SET EXERCISE: Reproduce every one of the following lines with no changes.

Element and region data:
★ ★ ★ ★ ★ ★ ★

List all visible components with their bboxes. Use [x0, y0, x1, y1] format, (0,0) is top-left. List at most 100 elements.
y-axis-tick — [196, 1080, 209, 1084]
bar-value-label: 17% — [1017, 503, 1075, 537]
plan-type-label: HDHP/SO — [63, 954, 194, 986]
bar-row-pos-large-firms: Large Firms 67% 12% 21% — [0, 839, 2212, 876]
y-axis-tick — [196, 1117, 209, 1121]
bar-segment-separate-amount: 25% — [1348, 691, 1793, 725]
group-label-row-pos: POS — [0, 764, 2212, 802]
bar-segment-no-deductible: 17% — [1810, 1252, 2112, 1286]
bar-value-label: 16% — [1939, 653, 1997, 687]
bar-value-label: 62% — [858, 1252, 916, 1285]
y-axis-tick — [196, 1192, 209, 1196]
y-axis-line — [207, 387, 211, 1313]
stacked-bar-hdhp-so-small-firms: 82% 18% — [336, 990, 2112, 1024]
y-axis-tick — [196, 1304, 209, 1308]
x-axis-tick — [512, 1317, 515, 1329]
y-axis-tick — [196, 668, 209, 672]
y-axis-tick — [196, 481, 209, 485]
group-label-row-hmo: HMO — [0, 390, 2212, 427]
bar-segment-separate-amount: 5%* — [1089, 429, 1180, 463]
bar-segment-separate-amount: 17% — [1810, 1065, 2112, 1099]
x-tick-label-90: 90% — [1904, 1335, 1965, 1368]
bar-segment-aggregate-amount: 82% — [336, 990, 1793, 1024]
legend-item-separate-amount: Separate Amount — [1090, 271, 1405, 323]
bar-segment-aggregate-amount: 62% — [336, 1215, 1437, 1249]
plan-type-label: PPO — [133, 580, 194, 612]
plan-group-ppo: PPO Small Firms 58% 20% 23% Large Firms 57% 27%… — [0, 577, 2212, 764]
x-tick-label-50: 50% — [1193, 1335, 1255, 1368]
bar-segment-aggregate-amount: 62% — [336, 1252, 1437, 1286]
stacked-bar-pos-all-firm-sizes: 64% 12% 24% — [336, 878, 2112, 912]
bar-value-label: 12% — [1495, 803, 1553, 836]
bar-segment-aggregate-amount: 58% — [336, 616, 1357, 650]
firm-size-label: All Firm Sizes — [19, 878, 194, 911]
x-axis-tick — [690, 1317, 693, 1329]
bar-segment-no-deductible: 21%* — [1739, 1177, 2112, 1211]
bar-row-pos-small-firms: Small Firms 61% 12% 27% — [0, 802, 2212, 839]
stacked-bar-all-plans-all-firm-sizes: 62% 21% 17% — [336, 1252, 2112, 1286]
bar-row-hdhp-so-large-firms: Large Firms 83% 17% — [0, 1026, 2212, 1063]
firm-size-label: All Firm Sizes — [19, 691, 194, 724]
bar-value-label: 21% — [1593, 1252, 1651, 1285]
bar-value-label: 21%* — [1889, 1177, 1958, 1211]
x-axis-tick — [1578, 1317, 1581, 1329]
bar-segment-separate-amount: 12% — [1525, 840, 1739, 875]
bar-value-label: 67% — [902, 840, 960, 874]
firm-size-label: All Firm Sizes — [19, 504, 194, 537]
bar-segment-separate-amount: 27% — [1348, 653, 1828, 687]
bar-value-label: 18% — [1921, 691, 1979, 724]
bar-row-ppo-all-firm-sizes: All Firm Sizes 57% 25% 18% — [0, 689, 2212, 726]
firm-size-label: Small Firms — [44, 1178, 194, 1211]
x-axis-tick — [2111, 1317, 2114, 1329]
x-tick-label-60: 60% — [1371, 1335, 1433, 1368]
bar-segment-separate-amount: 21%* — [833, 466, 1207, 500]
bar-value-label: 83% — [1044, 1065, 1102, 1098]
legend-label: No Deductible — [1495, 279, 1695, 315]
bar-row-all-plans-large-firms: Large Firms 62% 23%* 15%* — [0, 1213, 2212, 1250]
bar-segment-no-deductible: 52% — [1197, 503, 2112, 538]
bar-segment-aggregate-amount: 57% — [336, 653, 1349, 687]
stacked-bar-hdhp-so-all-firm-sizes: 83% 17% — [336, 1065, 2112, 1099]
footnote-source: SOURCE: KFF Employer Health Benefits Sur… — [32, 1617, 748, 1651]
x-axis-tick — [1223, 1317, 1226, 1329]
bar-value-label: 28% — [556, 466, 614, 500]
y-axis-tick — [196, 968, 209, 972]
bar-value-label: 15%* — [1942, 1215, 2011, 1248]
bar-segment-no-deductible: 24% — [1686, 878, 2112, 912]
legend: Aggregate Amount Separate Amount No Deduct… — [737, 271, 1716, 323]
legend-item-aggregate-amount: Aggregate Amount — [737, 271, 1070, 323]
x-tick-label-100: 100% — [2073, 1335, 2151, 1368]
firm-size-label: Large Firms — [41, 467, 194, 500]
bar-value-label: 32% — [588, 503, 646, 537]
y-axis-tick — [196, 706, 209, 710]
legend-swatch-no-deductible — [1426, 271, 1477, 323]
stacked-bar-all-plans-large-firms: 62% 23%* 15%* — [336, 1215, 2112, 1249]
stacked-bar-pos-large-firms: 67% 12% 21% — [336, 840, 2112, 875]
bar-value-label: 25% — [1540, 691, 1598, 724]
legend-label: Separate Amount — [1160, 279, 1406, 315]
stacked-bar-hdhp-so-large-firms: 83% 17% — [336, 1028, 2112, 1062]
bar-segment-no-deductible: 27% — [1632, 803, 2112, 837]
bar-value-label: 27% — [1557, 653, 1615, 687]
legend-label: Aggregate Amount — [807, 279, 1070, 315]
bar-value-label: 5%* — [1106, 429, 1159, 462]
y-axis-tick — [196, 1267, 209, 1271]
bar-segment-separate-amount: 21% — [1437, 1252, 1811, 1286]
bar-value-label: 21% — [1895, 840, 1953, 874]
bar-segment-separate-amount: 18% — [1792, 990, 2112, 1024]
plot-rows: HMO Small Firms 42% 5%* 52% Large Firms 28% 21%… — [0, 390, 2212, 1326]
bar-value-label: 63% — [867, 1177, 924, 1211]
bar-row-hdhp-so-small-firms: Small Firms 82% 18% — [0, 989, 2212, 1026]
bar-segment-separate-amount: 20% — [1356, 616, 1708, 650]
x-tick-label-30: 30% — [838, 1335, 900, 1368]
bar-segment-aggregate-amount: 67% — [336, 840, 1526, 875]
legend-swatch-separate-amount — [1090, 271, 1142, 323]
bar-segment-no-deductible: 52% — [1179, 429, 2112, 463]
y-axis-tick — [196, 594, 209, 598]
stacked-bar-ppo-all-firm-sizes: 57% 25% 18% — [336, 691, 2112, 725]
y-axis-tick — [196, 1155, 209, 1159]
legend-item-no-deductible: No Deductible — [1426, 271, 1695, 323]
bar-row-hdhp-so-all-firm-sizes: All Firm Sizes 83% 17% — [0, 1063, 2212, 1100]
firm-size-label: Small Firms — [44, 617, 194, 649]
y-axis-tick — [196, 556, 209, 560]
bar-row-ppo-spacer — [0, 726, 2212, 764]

★ ★ ★ ★ ★ ★ ★

FINISHED ANSWER:
List all visible components with their bboxes. Use [x0, y0, x1, y1] format, (0,0) is top-left. List at most 100 elements.
y-axis-tick — [196, 1080, 209, 1084]
bar-value-label: 17% — [1017, 503, 1075, 537]
plan-type-label: HDHP/SO — [63, 954, 194, 986]
bar-row-pos-large-firms: Large Firms 67% 12% 21% — [0, 839, 2212, 876]
y-axis-tick — [196, 1117, 209, 1121]
bar-segment-separate-amount: 25% — [1348, 691, 1793, 725]
group-label-row-pos: POS — [0, 764, 2212, 802]
bar-segment-no-deductible: 17% — [1810, 1252, 2112, 1286]
bar-value-label: 16% — [1939, 653, 1997, 687]
bar-value-label: 62% — [858, 1252, 916, 1285]
y-axis-tick — [196, 1192, 209, 1196]
y-axis-line — [207, 387, 211, 1313]
stacked-bar-hdhp-so-small-firms: 82% 18% — [336, 990, 2112, 1024]
y-axis-tick — [196, 1304, 209, 1308]
x-axis-tick — [512, 1317, 515, 1329]
y-axis-tick — [196, 668, 209, 672]
y-axis-tick — [196, 481, 209, 485]
group-label-row-hmo: HMO — [0, 390, 2212, 427]
bar-segment-separate-amount: 5%* — [1089, 429, 1180, 463]
bar-segment-separate-amount: 17% — [1810, 1065, 2112, 1099]
x-tick-label-90: 90% — [1904, 1335, 1965, 1368]
bar-segment-aggregate-amount: 82% — [336, 990, 1793, 1024]
legend-item-separate-amount: Separate Amount — [1090, 271, 1405, 323]
bar-segment-aggregate-amount: 62% — [336, 1215, 1437, 1249]
plan-type-label: PPO — [133, 580, 194, 612]
plan-group-ppo: PPO Small Firms 58% 20% 23% Large Firms 57% 27%… — [0, 577, 2212, 764]
x-tick-label-50: 50% — [1193, 1335, 1255, 1368]
bar-segment-aggregate-amount: 62% — [336, 1252, 1437, 1286]
stacked-bar-pos-all-firm-sizes: 64% 12% 24% — [336, 878, 2112, 912]
bar-value-label: 12% — [1495, 803, 1553, 836]
bar-segment-aggregate-amount: 58% — [336, 616, 1357, 650]
firm-size-label: All Firm Sizes — [19, 878, 194, 911]
x-axis-tick — [690, 1317, 693, 1329]
bar-segment-no-deductible: 21%* — [1739, 1177, 2112, 1211]
bar-row-pos-small-firms: Small Firms 61% 12% 27% — [0, 802, 2212, 839]
stacked-bar-all-plans-all-firm-sizes: 62% 21% 17% — [336, 1252, 2112, 1286]
bar-row-hdhp-so-large-firms: Large Firms 83% 17% — [0, 1026, 2212, 1063]
firm-size-label: All Firm Sizes — [19, 691, 194, 724]
bar-value-label: 21% — [1593, 1252, 1651, 1285]
bar-value-label: 21%* — [1889, 1177, 1958, 1211]
x-axis-tick — [1578, 1317, 1581, 1329]
bar-segment-separate-amount: 12% — [1525, 840, 1739, 875]
bar-value-label: 67% — [902, 840, 960, 874]
firm-size-label: All Firm Sizes — [19, 504, 194, 537]
bar-segment-separate-amount: 27% — [1348, 653, 1828, 687]
bar-value-label: 18% — [1921, 691, 1979, 724]
bar-row-ppo-all-firm-sizes: All Firm Sizes 57% 25% 18% — [0, 689, 2212, 726]
firm-size-label: Small Firms — [44, 1178, 194, 1211]
x-axis-tick — [2111, 1317, 2114, 1329]
x-tick-label-60: 60% — [1371, 1335, 1433, 1368]
bar-segment-separate-amount: 21%* — [833, 466, 1207, 500]
bar-value-label: 83% — [1044, 1065, 1102, 1098]
legend-label: No Deductible — [1495, 279, 1695, 315]
bar-row-all-plans-large-firms: Large Firms 62% 23%* 15%* — [0, 1213, 2212, 1250]
bar-segment-no-deductible: 52% — [1197, 503, 2112, 538]
bar-segment-aggregate-amount: 57% — [336, 653, 1349, 687]
stacked-bar-hdhp-so-all-firm-sizes: 83% 17% — [336, 1065, 2112, 1099]
footnote-source: SOURCE: KFF Employer Health Benefits Sur… — [32, 1617, 748, 1651]
x-axis-tick — [1223, 1317, 1226, 1329]
bar-value-label: 28% — [556, 466, 614, 500]
y-axis-tick — [196, 968, 209, 972]
bar-value-label: 15%* — [1942, 1215, 2011, 1248]
bar-segment-no-deductible: 24% — [1686, 878, 2112, 912]
legend: Aggregate Amount Separate Amount No Deduct… — [737, 271, 1716, 323]
legend-item-aggregate-amount: Aggregate Amount — [737, 271, 1070, 323]
x-tick-label-100: 100% — [2073, 1335, 2151, 1368]
firm-size-label: Large Firms — [41, 467, 194, 500]
bar-value-label: 32% — [588, 503, 646, 537]
y-axis-tick — [196, 706, 209, 710]
legend-swatch-no-deductible — [1426, 271, 1477, 323]
stacked-bar-all-plans-large-firms: 62% 23%* 15%* — [336, 1215, 2112, 1249]
stacked-bar-pos-large-firms: 67% 12% 21% — [336, 840, 2112, 875]
bar-value-label: 25% — [1540, 691, 1598, 724]
legend-label: Separate Amount — [1160, 279, 1406, 315]
stacked-bar-hdhp-so-large-firms: 83% 17% — [336, 1028, 2112, 1062]
bar-segment-no-deductible: 27% — [1632, 803, 2112, 837]
bar-value-label: 27% — [1557, 653, 1615, 687]
legend-label: Aggregate Amount — [807, 279, 1070, 315]
bar-value-label: 5%* — [1106, 429, 1159, 462]
y-axis-tick — [196, 1267, 209, 1271]
bar-segment-separate-amount: 21% — [1437, 1252, 1811, 1286]
bar-value-label: 21% — [1895, 840, 1953, 874]
bar-segment-separate-amount: 18% — [1792, 990, 2112, 1024]
plot-rows: HMO Small Firms 42% 5%* 52% Large Firms 28% 21%… — [0, 390, 2212, 1326]
bar-value-label: 63% — [867, 1177, 924, 1211]
bar-row-hdhp-so-small-firms: Small Firms 82% 18% — [0, 989, 2212, 1026]
bar-segment-separate-amount: 20% — [1356, 616, 1708, 650]
x-tick-label-30: 30% — [838, 1335, 900, 1368]
bar-segment-aggregate-amount: 67% — [336, 840, 1526, 875]
legend-swatch-separate-amount — [1090, 271, 1142, 323]
bar-segment-no-deductible: 52% — [1179, 429, 2112, 463]
y-axis-tick — [196, 594, 209, 598]
stacked-bar-ppo-all-firm-sizes: 57% 25% 18% — [336, 691, 2112, 725]
y-axis-tick — [196, 1155, 209, 1159]
legend-item-no-deductible: No Deductible — [1426, 271, 1695, 323]
bar-row-hdhp-so-all-firm-sizes: All Firm Sizes 83% 17% — [0, 1063, 2212, 1100]
firm-size-label: Small Firms — [44, 617, 194, 649]
y-axis-tick — [196, 556, 209, 560]
bar-row-ppo-spacer — [0, 726, 2212, 764]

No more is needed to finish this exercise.